### TASK TO COMPLETE
Collect all lines from the listing that include the string "marketing".

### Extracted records
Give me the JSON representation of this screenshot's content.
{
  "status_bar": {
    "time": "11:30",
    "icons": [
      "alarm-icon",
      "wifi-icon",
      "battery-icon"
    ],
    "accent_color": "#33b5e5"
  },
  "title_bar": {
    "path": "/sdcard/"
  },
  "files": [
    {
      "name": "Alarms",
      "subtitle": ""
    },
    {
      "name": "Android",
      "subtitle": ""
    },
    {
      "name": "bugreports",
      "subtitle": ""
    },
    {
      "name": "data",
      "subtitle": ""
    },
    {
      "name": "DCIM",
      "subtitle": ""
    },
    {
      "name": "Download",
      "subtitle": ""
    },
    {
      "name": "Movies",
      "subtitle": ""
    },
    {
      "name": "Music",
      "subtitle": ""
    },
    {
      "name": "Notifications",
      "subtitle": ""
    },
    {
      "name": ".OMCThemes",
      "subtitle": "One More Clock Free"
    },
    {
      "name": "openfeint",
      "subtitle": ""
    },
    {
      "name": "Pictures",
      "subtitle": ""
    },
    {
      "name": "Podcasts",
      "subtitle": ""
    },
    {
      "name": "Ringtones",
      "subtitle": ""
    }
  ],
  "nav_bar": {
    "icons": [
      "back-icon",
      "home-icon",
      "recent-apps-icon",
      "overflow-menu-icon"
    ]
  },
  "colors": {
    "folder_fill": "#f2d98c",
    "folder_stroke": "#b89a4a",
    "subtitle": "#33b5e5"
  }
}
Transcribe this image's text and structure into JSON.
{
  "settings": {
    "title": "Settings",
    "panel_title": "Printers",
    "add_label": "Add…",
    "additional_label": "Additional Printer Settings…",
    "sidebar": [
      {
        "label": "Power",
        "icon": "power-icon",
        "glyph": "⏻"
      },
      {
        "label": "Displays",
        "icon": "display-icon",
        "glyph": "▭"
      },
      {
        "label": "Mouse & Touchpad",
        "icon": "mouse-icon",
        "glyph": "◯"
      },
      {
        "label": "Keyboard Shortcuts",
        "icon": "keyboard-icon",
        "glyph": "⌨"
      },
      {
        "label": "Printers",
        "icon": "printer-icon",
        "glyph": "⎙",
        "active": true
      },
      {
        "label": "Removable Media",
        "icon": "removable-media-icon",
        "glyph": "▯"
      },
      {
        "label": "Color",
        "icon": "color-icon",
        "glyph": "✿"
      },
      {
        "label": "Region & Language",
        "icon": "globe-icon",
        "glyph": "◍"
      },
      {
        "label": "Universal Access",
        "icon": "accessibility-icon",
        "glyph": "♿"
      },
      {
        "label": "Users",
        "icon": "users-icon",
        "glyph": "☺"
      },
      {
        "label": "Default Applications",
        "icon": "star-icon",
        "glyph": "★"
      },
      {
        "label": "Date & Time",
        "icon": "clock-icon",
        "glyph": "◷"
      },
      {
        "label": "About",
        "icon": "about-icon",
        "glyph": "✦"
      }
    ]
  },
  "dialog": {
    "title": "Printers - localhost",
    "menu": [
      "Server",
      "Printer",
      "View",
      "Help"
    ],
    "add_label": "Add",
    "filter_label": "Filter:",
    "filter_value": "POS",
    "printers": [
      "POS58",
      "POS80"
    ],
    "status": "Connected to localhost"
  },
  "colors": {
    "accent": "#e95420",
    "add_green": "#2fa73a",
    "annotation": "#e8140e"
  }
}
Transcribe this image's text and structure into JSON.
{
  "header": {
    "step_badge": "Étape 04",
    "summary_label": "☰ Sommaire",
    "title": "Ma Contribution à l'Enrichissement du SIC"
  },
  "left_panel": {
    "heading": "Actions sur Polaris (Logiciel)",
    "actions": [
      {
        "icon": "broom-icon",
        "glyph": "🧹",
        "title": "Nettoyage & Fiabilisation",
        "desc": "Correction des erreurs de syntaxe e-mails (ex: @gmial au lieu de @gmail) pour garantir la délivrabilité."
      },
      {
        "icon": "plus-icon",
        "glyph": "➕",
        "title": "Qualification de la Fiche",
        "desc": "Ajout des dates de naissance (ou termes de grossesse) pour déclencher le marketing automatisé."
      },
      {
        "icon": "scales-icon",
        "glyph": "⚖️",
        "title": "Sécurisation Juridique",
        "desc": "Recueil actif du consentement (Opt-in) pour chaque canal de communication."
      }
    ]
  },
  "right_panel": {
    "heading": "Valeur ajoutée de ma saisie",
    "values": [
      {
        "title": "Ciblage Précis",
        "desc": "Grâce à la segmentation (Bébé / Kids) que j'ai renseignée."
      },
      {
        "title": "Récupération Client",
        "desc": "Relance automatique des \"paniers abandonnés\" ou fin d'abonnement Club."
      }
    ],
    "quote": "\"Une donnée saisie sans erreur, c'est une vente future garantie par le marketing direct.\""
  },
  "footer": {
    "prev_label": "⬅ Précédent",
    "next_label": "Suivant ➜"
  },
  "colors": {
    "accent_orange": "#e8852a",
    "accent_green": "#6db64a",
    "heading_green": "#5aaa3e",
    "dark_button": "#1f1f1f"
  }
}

### ANSWER TO THIS EXERCISE
        "desc": "Ajout des dates de naissance (ou termes de grossesse) pour déclencher le marketing automatisé."
    "quote": "\"Une donnée saisie sans erreur, c'est une vente future garantie par le marketing direct.\""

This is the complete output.